Exercise directions: Copy out every line exactly as given.

Lines of data:
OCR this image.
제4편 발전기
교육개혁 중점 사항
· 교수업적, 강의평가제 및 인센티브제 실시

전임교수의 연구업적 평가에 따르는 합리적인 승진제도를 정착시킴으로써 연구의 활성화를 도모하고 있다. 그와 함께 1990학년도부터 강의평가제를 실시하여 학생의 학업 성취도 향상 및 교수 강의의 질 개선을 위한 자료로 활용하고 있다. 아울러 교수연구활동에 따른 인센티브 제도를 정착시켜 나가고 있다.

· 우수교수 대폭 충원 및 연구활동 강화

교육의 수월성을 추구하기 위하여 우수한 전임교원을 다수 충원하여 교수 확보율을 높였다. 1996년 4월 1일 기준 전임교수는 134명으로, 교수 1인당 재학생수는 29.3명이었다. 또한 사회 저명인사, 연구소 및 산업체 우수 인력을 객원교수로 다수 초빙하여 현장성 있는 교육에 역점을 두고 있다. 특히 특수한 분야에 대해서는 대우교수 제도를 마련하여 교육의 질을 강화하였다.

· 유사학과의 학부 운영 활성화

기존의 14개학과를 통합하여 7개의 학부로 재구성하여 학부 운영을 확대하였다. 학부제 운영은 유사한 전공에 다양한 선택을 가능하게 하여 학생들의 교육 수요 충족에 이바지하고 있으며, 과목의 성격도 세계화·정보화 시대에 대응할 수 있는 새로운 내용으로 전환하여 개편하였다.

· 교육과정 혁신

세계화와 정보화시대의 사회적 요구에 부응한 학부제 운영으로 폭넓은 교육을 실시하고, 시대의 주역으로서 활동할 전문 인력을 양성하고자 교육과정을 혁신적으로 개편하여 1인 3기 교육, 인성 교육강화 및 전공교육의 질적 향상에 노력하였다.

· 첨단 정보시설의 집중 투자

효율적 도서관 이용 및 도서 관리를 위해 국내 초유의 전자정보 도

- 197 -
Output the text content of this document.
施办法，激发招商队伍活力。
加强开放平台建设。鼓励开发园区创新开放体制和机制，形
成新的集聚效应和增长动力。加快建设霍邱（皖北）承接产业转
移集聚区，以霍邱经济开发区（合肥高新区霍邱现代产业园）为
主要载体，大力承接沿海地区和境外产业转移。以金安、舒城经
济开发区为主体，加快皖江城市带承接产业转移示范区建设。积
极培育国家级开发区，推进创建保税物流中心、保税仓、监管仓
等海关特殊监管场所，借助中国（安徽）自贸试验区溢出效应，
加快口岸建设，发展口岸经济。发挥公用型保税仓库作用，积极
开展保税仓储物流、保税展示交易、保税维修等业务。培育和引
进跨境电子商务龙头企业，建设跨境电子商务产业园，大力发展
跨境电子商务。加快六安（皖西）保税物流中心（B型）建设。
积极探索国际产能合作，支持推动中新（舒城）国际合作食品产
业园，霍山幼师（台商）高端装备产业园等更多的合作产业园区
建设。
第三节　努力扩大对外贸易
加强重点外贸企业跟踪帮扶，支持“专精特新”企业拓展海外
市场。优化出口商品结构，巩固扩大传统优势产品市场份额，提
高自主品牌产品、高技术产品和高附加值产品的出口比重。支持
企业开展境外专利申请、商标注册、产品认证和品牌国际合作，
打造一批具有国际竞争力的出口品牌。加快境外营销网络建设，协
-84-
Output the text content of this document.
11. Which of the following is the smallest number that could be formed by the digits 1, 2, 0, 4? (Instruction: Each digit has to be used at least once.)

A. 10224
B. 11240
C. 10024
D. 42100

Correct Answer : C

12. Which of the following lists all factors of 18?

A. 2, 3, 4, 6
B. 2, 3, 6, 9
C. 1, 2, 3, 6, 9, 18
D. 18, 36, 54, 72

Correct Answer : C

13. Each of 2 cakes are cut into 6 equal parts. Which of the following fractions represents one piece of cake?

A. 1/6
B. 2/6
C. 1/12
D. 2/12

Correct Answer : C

Answer to this exercise:
OCR this image.
제4편 발전기
교육개혁 중점 사항
· 교수업적, 강의평가제 및 인센티브제 실시

전임교수의 연구업적 평가에 따르는 합리적인 승진제도를 정착시킴으로써 연구의 활성화를 도모하고 있다. 그와 함께 1990학년도부터 강의평가제를 실시하여 학생의 학업 성취도 향상 및 교수 강의의 질 개선을 위한 자료로 활용하고 있다. 아울러 교수연구활동에 따른 인센티브 제도를 정착시켜 나가고 있다.

· 우수교수 대폭 충원 및 연구활동 강화

교육의 수월성을 추구하기 위하여 우수한 전임교원을 다수 충원하여 교수 확보율을 높였다. 1996년 4월 1일 기준 전임교수는 134명으로, 교수 1인당 재학생수는 29.3명이었다. 또한 사회 저명인사, 연구소 및 산업체 우수 인력을 객원교수로 다수 초빙하여 현장성 있는 교육에 역점을 두고 있다. 특히 특수한 분야에 대해서는 대우교수 제도를 마련하여 교육의 질을 강화하였다.

· 유사학과의 학부 운영 활성화

기존의 14개학과를 통합하여 7개의 학부로 재구성하여 학부 운영을 확대하였다. 학부제 운영은 유사한 전공에 다양한 선택을 가능하게 하여 학생들의 교육 수요 충족에 이바지하고 있으며, 과목의 성격도 세계화·정보화 시대에 대응할 수 있는 새로운 내용으로 전환하여 개편하였다.

· 교육과정 혁신

세계화와 정보화시대의 사회적 요구에 부응한 학부제 운영으로 폭넓은 교육을 실시하고, 시대의 주역으로서 활동할 전문 인력을 양성하고자 교육과정을 혁신적으로 개편하여 1인 3기 교육, 인성 교육강화 및 전공교육의 질적 향상에 노력하였다.

· 첨단 정보시설의 집중 투자

효율적 도서관 이용 및 도서 관리를 위해 국내 초유의 전자정보 도

- 197 -
Output the text content of this document.
施办法，激发招商队伍活力。
加强开放平台建设。鼓励开发园区创新开放体制和机制，形
成新的集聚效应和增长动力。加快建设霍邱（皖北）承接产业转
移集聚区，以霍邱经济开发区（合肥高新区霍邱现代产业园）为
主要载体，大力承接沿海地区和境外产业转移。以金安、舒城经
济开发区为主体，加快皖江城市带承接产业转移示范区建设。积
极培育国家级开发区，推进创建保税物流中心、保税仓、监管仓
等海关特殊监管场所，借助中国（安徽）自贸试验区溢出效应，
加快口岸建设，发展口岸经济。发挥公用型保税仓库作用，积极
开展保税仓储物流、保税展示交易、保税维修等业务。培育和引
进跨境电子商务龙头企业，建设跨境电子商务产业园，大力发展
跨境电子商务。加快六安（皖西）保税物流中心（B型）建设。
积极探索国际产能合作，支持推动中新（舒城）国际合作食品产
业园，霍山幼师（台商）高端装备产业园等更多的合作产业园区
建设。
第三节　努力扩大对外贸易
加强重点外贸企业跟踪帮扶，支持“专精特新”企业拓展海外
市场。优化出口商品结构，巩固扩大传统优势产品市场份额，提
高自主品牌产品、高技术产品和高附加值产品的出口比重。支持
企业开展境外专利申请、商标注册、产品认证和品牌国际合作，
打造一批具有国际竞争力的出口品牌。加快境外营销网络建设，协
-84-
Output the text content of this document.
11. Which of the following is the smallest number that could be formed by the digits 1, 2, 0, 4? (Instruction: Each digit has to be used at least once.)

A. 10224
B. 11240
C. 10024
D. 42100

Correct Answer : C

12. Which of the following lists all factors of 18?

A. 2, 3, 4, 6
B. 2, 3, 6, 9
C. 1, 2, 3, 6, 9, 18
D. 18, 36, 54, 72

Correct Answer : C

13. Each of 2 cakes are cut into 6 equal parts. Which of the following fractions represents one piece of cake?

A. 1/6
B. 2/6
C. 1/12
D. 2/12

Correct Answer : C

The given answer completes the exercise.